The exercise:
Convert the entries below into a JSON list of strings, with one string per line and blank lines omitted.

Records in a dataset
====

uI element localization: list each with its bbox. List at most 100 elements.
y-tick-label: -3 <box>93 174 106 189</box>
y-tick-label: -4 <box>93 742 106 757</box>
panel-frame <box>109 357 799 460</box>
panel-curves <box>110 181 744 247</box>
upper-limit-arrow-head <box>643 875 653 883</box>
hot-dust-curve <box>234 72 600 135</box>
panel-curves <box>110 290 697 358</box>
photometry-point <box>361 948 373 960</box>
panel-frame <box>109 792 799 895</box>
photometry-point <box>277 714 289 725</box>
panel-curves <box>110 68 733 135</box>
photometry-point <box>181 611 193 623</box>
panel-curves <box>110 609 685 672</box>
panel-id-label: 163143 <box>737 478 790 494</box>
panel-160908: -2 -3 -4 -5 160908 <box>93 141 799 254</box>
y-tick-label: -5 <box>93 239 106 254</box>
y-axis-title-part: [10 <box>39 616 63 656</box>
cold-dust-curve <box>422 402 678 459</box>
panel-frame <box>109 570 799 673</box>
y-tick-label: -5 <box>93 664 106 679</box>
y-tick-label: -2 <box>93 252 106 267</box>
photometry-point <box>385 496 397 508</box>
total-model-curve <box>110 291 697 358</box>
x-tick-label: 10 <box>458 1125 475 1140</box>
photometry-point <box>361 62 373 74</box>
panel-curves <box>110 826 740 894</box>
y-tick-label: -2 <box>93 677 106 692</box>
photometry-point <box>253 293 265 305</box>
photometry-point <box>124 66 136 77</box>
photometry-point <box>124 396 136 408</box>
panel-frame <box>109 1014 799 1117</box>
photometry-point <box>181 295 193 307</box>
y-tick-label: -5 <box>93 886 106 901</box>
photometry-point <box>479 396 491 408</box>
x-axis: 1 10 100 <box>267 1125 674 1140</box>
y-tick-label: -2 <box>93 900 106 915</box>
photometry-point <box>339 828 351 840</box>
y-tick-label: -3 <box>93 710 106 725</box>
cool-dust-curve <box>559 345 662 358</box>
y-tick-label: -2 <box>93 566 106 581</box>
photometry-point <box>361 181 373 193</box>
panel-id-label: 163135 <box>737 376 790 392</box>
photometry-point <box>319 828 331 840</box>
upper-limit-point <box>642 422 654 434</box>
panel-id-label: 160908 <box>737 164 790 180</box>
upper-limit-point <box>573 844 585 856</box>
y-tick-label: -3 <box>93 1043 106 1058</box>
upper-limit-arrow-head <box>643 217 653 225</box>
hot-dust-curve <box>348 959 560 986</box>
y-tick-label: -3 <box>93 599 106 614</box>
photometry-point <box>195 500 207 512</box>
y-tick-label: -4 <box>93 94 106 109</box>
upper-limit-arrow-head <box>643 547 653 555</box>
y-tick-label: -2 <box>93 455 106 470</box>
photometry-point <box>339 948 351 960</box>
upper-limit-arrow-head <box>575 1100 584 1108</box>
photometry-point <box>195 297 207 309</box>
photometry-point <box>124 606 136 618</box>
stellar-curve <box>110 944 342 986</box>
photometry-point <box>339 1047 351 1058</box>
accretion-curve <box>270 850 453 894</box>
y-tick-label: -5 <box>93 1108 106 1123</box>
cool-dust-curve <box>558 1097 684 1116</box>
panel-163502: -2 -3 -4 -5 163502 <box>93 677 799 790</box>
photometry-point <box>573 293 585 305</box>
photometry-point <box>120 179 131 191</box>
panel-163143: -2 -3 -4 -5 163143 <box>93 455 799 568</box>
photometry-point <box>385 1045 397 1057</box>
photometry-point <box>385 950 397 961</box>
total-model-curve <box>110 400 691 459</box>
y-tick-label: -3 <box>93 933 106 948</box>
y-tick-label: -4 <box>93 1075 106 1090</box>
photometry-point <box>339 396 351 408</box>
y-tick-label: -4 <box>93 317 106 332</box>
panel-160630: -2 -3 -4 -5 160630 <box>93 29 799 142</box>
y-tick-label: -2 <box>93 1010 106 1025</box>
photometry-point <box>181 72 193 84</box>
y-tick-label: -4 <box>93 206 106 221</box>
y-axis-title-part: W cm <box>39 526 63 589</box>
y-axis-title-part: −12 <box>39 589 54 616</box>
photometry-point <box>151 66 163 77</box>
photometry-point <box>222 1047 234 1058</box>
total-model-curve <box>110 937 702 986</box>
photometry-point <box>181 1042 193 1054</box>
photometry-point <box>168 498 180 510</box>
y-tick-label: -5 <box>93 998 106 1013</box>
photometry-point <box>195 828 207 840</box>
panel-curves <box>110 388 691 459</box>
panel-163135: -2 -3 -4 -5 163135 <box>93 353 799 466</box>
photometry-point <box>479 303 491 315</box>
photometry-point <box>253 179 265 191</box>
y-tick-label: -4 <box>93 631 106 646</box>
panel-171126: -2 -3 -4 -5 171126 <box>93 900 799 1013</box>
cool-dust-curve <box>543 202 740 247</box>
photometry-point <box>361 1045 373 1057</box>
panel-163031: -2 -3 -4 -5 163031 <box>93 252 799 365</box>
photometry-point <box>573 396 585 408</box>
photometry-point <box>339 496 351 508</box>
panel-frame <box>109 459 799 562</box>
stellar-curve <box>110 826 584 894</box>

====

Result below:
[
  "uI element localization: list each with its bbox. List at most 100 elements.",
  "y-tick-label: -3 <box>93 174 106 189</box>",
  "y-tick-label: -4 <box>93 742 106 757</box>",
  "panel-frame <box>109 357 799 460</box>",
  "panel-curves <box>110 181 744 247</box>",
  "upper-limit-arrow-head <box>643 875 653 883</box>",
  "hot-dust-curve <box>234 72 600 135</box>",
  "panel-curves <box>110 290 697 358</box>",
  "photometry-point <box>361 948 373 960</box>",
  "panel-frame <box>109 792 799 895</box>",
  "photometry-point <box>277 714 289 725</box>",
  "panel-curves <box>110 68 733 135</box>",
  "photometry-point <box>181 611 193 623</box>",
  "panel-curves <box>110 609 685 672</box>",
  "panel-id-label: 163143 <box>737 478 790 494</box>",
  "panel-160908: -2 -3 -4 -5 160908 <box>93 141 799 254</box>",
  "y-tick-label: -5 <box>93 239 106 254</box>",
  "y-axis-title-part: [10 <box>39 616 63 656</box>",
  "cold-dust-curve <box>422 402 678 459</box>",
  "panel-frame <box>109 570 799 673</box>",
  "y-tick-label: -5 <box>93 664 106 679</box>",
  "y-tick-label: -2 <box>93 252 106 267</box>",
  "photometry-point <box>385 496 397 508</box>",
  "total-model-curve <box>110 291 697 358</box>",
  "x-tick-label: 10 <box>458 1125 475 1140</box>",
  "photometry-point <box>361 62 373 74</box>",
  "panel-curves <box>110 826 740 894</box>",
  "y-tick-label: -2 <box>93 677 106 692</box>",
  "photometry-point <box>253 293 265 305</box>",
  "photometry-point <box>124 66 136 77</box>",
  "photometry-point <box>124 396 136 408</box>",
  "panel-frame <box>109 1014 799 1117</box>",
  "photometry-point <box>181 295 193 307</box>",
  "y-tick-label: -5 <box>93 886 106 901</box>",
  "photometry-point <box>479 396 491 408</box>",
  "x-axis: 1 10 100 <box>267 1125 674 1140</box>",
  "y-tick-label: -2 <box>93 900 106 915</box>",
  "photometry-point <box>339 828 351 840</box>",
  "y-tick-label: -3 <box>93 710 106 725</box>",
  "cool-dust-curve <box>559 345 662 358</box>",
  "y-tick-label: -2 <box>93 566 106 581</box>",
  "photometry-point <box>361 181 373 193</box>",
  "panel-id-label: 163135 <box>737 376 790 392</box>",
  "photometry-point <box>319 828 331 840</box>",
  "upper-limit-point <box>642 422 654 434</box>",
  "panel-id-label: 160908 <box>737 164 790 180</box>",
  "upper-limit-point <box>573 844 585 856</box>",
  "y-tick-label: -3 <box>93 1043 106 1058</box>",
  "upper-limit-arrow-head <box>643 217 653 225</box>",
  "hot-dust-curve <box>348 959 560 986</box>",
  "y-tick-label: -3 <box>93 599 106 614</box>",
  "photometry-point <box>195 500 207 512</box>",
  "y-tick-label: -4 <box>93 94 106 109</box>",
  "upper-limit-arrow-head <box>643 547 653 555</box>",
  "y-tick-label: -2 <box>93 455 106 470</box>",
  "photometry-point <box>339 948 351 960</box>",
  "upper-limit-arrow-head <box>575 1100 584 1108</box>",
  "photometry-point <box>195 297 207 309</box>",
  "photometry-point <box>124 606 136 618</box>",
  "stellar-curve <box>110 944 342 986</box>",
  "photometry-point <box>339 1047 351 1058</box>",
  "accretion-curve <box>270 850 453 894</box>",
  "y-tick-label: -5 <box>93 1108 106 1123</box>",
  "cool-dust-curve <box>558 1097 684 1116</box>",
  "panel-163502: -2 -3 -4 -5 163502 <box>93 677 799 790</box>",
  "photometry-point <box>573 293 585 305</box>",
  "photometry-point <box>120 179 131 191</box>",
  "panel-163143: -2 -3 -4 -5 163143 <box>93 455 799 568</box>",
  "photometry-point <box>385 1045 397 1057</box>",
  "photometry-point <box>385 950 397 961</box>",
  "total-model-curve <box>110 400 691 459</box>",
  "y-tick-label: -3 <box>93 933 106 948</box>",
  "y-tick-label: -4 <box>93 1075 106 1090</box>",
  "photometry-point <box>339 396 351 408</box>",
  "y-tick-label: -4 <box>93 317 106 332</box>",
  "panel-160630: -2 -3 -4 -5 160630 <box>93 29 799 142</box>",
  "y-tick-label: -2 <box>93 1010 106 1025</box>",
  "photometry-point <box>181 72 193 84</box>",
  "y-tick-label: -4 <box>93 206 106 221</box>",
  "y-axis-title-part: W cm <box>39 526 63 589</box>",
  "y-axis-title-part: −12 <box>39 589 54 616</box>",
  "photometry-point <box>151 66 163 77</box>",
  "photometry-point <box>222 1047 234 1058</box>",
  "total-model-curve <box>110 937 702 986</box>",
  "photometry-point <box>181 1042 193 1054</box>",
  "photometry-point <box>168 498 180 510</box>",
  "y-tick-label: -5 <box>93 998 106 1013</box>",
  "photometry-point <box>195 828 207 840</box>",
  "panel-curves <box>110 388 691 459</box>",
  "panel-163135: -2 -3 -4 -5 163135 <box>93 353 799 466</box>",
  "photometry-point <box>479 303 491 315</box>",
  "photometry-point <box>253 179 265 191</box>",
  "y-tick-label: -4 <box>93 631 106 646</box>",
  "panel-171126: -2 -3 -4 -5 171126 <box>93 900 799 1013</box>",
  "cool-dust-curve <box>543 202 740 247</box>",
  "photometry-point <box>361 1045 373 1057</box>",
  "panel-163031: -2 -3 -4 -5 163031 <box>93 252 799 365</box>",
  "photometry-point <box>573 396 585 408</box>",
  "photometry-point <box>339 496 351 508</box>",
  "panel-frame <box>109 459 799 562</box>",
  "stellar-curve <box>110 826 584 894</box>"
]